RECORDS FOR THE EXERCISE:
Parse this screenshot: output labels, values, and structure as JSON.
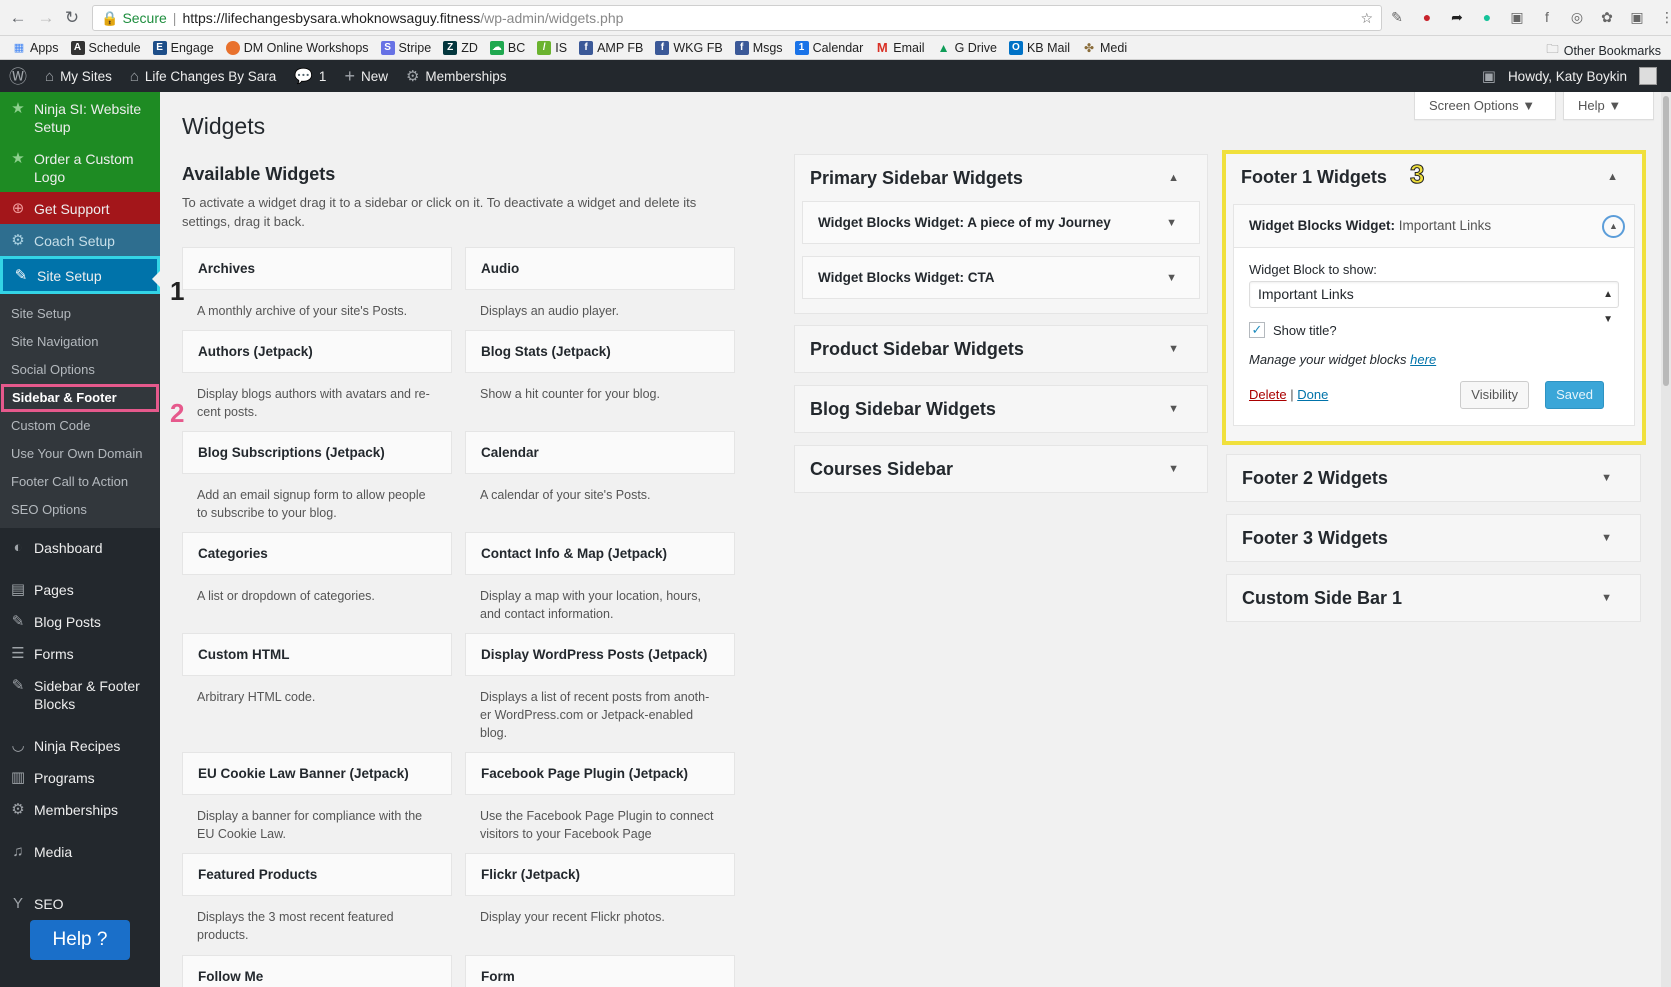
{
  "browser": {
    "secure_label": "Secure",
    "url_host": "https://lifechangesbysara.whoknowsaguy.fitness",
    "url_path": "/wp-admin/widgets.php",
    "bookmarks": [
      "Apps",
      "Schedule",
      "Engage",
      "DM Online Workshops",
      "Stripe",
      "ZD",
      "BC",
      "IS",
      "AMP FB",
      "WKG FB",
      "Msgs",
      "Calendar",
      "Email",
      "G Drive",
      "KB Mail",
      "Medi"
    ],
    "other_bookmarks": "Other Bookmarks"
  },
  "adminbar": {
    "my_sites": "My Sites",
    "site_name": "Life Changes By Sara",
    "comments_count": "1",
    "new": "New",
    "memberships": "Memberships",
    "howdy": "Howdy, Katy Boykin"
  },
  "sidebar": {
    "ninja_si": "Ninja SI: Website Setup",
    "order_logo": "Order a Custom Logo",
    "get_support": "Get Support",
    "coach_setup": "Coach Setup",
    "site_setup": "Site Setup",
    "sub": [
      "Site Setup",
      "Site Navigation",
      "Social Options",
      "Sidebar & Footer",
      "Custom Code",
      "Use Your Own Domain",
      "Footer Call to Action",
      "SEO Options"
    ],
    "dashboard": "Dashboard",
    "pages": "Pages",
    "blog_posts": "Blog Posts",
    "forms": "Forms",
    "sidebar_footer_blocks": "Sidebar & Footer Blocks",
    "ninja_recipes": "Ninja Recipes",
    "programs": "Programs",
    "memberships": "Memberships",
    "media": "Media",
    "seo": "SEO",
    "help_button": "Help ?"
  },
  "annotations": {
    "n1": "1",
    "n2": "2",
    "n3": "3"
  },
  "header": {
    "screen_options": "Screen Options ▼",
    "help": "Help ▼",
    "title": "Widgets"
  },
  "available": {
    "title": "Available Widgets",
    "desc": "To activate a widget drag it to a sidebar or click on it. To deactivate a widget and delete its settings, drag it back.",
    "widgets": [
      {
        "name": "Archives",
        "desc": "A monthly archive of your site's Posts."
      },
      {
        "name": "Audio",
        "desc": "Displays an audio player."
      },
      {
        "name": "Authors (Jetpack)",
        "desc": "Display blogs authors with avatars and re-cent posts."
      },
      {
        "name": "Blog Stats (Jetpack)",
        "desc": "Show a hit counter for your blog."
      },
      {
        "name": "Blog Subscriptions (Jetpack)",
        "desc": "Add an email signup form to allow people to subscribe to your blog."
      },
      {
        "name": "Calendar",
        "desc": "A calendar of your site's Posts."
      },
      {
        "name": "Categories",
        "desc": "A list or dropdown of categories."
      },
      {
        "name": "Contact Info & Map (Jetpack)",
        "desc": "Display a map with your location, hours, and contact information."
      },
      {
        "name": "Custom HTML",
        "desc": "Arbitrary HTML code."
      },
      {
        "name": "Display WordPress Posts (Jetpack)",
        "desc": "Displays a list of recent posts from anoth-er WordPress.com or Jetpack-enabled blog."
      },
      {
        "name": "EU Cookie Law Banner (Jetpack)",
        "desc": "Display a banner for compliance with the EU Cookie Law."
      },
      {
        "name": "Facebook Page Plugin (Jetpack)",
        "desc": "Use the Facebook Page Plugin to connect visitors to your Facebook Page"
      },
      {
        "name": "Featured Products",
        "desc": "Displays the 3 most recent featured products."
      },
      {
        "name": "Flickr (Jetpack)",
        "desc": "Display your recent Flickr photos."
      },
      {
        "name": "Follow Me",
        "desc": ""
      },
      {
        "name": "Form",
        "desc": ""
      }
    ]
  },
  "sidebars": {
    "primary": {
      "title": "Primary Sidebar Widgets",
      "widgets": [
        {
          "label": "Widget Blocks Widget: A piece of my Journey"
        },
        {
          "label": "Widget Blocks Widget: CTA"
        }
      ]
    },
    "product": {
      "title": "Product Sidebar Widgets"
    },
    "blog": {
      "title": "Blog Sidebar Widgets"
    },
    "courses": {
      "title": "Courses Sidebar"
    },
    "footer1": {
      "title": "Footer 1 Widgets",
      "widget_label": "Widget Blocks Widget:",
      "widget_sub": "Important Links",
      "field_label": "Widget Block to show:",
      "select_value": "Important Links",
      "show_title": "Show title?",
      "manage_text": "Manage your widget blocks",
      "manage_link": "here",
      "delete": "Delete",
      "done": "Done",
      "visibility": "Visibility",
      "saved": "Saved"
    },
    "footer2": {
      "title": "Footer 2 Widgets"
    },
    "footer3": {
      "title": "Footer 3 Widgets"
    },
    "custom1": {
      "title": "Custom Side Bar 1"
    }
  },
  "colors": {
    "accent": "#0073aa",
    "highlight_cyan": "#33d4e6",
    "highlight_pink": "#e6598c",
    "highlight_yellow": "#f0e03c"
  }
}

TASK BRIEF:
Return the full material word for word. Do not include the pictures.

THE RESULT:
Parse this screenshot: output labels, values, and structure as JSON.
{
  "browser": {
    "secure_label": "Secure",
    "url_host": "https://lifechangesbysara.whoknowsaguy.fitness",
    "url_path": "/wp-admin/widgets.php",
    "bookmarks": [
      "Apps",
      "Schedule",
      "Engage",
      "DM Online Workshops",
      "Stripe",
      "ZD",
      "BC",
      "IS",
      "AMP FB",
      "WKG FB",
      "Msgs",
      "Calendar",
      "Email",
      "G Drive",
      "KB Mail",
      "Medi"
    ],
    "other_bookmarks": "Other Bookmarks"
  },
  "adminbar": {
    "my_sites": "My Sites",
    "site_name": "Life Changes By Sara",
    "comments_count": "1",
    "new": "New",
    "memberships": "Memberships",
    "howdy": "Howdy, Katy Boykin"
  },
  "sidebar": {
    "ninja_si": "Ninja SI: Website Setup",
    "order_logo": "Order a Custom Logo",
    "get_support": "Get Support",
    "coach_setup": "Coach Setup",
    "site_setup": "Site Setup",
    "sub": [
      "Site Setup",
      "Site Navigation",
      "Social Options",
      "Sidebar & Footer",
      "Custom Code",
      "Use Your Own Domain",
      "Footer Call to Action",
      "SEO Options"
    ],
    "dashboard": "Dashboard",
    "pages": "Pages",
    "blog_posts": "Blog Posts",
    "forms": "Forms",
    "sidebar_footer_blocks": "Sidebar & Footer Blocks",
    "ninja_recipes": "Ninja Recipes",
    "programs": "Programs",
    "memberships": "Memberships",
    "media": "Media",
    "seo": "SEO",
    "help_button": "Help ?"
  },
  "annotations": {
    "n1": "1",
    "n2": "2",
    "n3": "3"
  },
  "header": {
    "screen_options": "Screen Options ▼",
    "help": "Help ▼",
    "title": "Widgets"
  },
  "available": {
    "title": "Available Widgets",
    "desc": "To activate a widget drag it to a sidebar or click on it. To deactivate a widget and delete its settings, drag it back.",
    "widgets": [
      {
        "name": "Archives",
        "desc": "A monthly archive of your site's Posts."
      },
      {
        "name": "Audio",
        "desc": "Displays an audio player."
      },
      {
        "name": "Authors (Jetpack)",
        "desc": "Display blogs authors with avatars and re-cent posts."
      },
      {
        "name": "Blog Stats (Jetpack)",
        "desc": "Show a hit counter for your blog."
      },
      {
        "name": "Blog Subscriptions (Jetpack)",
        "desc": "Add an email signup form to allow people to subscribe to your blog."
      },
      {
        "name": "Calendar",
        "desc": "A calendar of your site's Posts."
      },
      {
        "name": "Categories",
        "desc": "A list or dropdown of categories."
      },
      {
        "name": "Contact Info & Map (Jetpack)",
        "desc": "Display a map with your location, hours, and contact information."
      },
      {
        "name": "Custom HTML",
        "desc": "Arbitrary HTML code."
      },
      {
        "name": "Display WordPress Posts (Jetpack)",
        "desc": "Displays a list of recent posts from anoth-er WordPress.com or Jetpack-enabled blog."
      },
      {
        "name": "EU Cookie Law Banner (Jetpack)",
        "desc": "Display a banner for compliance with the EU Cookie Law."
      },
      {
        "name": "Facebook Page Plugin (Jetpack)",
        "desc": "Use the Facebook Page Plugin to connect visitors to your Facebook Page"
      },
      {
        "name": "Featured Products",
        "desc": "Displays the 3 most recent featured products."
      },
      {
        "name": "Flickr (Jetpack)",
        "desc": "Display your recent Flickr photos."
      },
      {
        "name": "Follow Me",
        "desc": ""
      },
      {
        "name": "Form",
        "desc": ""
      }
    ]
  },
  "sidebars": {
    "primary": {
      "title": "Primary Sidebar Widgets",
      "widgets": [
        {
          "label": "Widget Blocks Widget: A piece of my Journey"
        },
        {
          "label": "Widget Blocks Widget: CTA"
        }
      ]
    },
    "product": {
      "title": "Product Sidebar Widgets"
    },
    "blog": {
      "title": "Blog Sidebar Widgets"
    },
    "courses": {
      "title": "Courses Sidebar"
    },
    "footer1": {
      "title": "Footer 1 Widgets",
      "widget_label": "Widget Blocks Widget:",
      "widget_sub": "Important Links",
      "field_label": "Widget Block to show:",
      "select_value": "Important Links",
      "show_title": "Show title?",
      "manage_text": "Manage your widget blocks",
      "manage_link": "here",
      "delete": "Delete",
      "done": "Done",
      "visibility": "Visibility",
      "saved": "Saved"
    },
    "footer2": {
      "title": "Footer 2 Widgets"
    },
    "footer3": {
      "title": "Footer 3 Widgets"
    },
    "custom1": {
      "title": "Custom Side Bar 1"
    }
  },
  "colors": {
    "accent": "#0073aa",
    "highlight_cyan": "#33d4e6",
    "highlight_pink": "#e6598c",
    "highlight_yellow": "#f0e03c"
  }
}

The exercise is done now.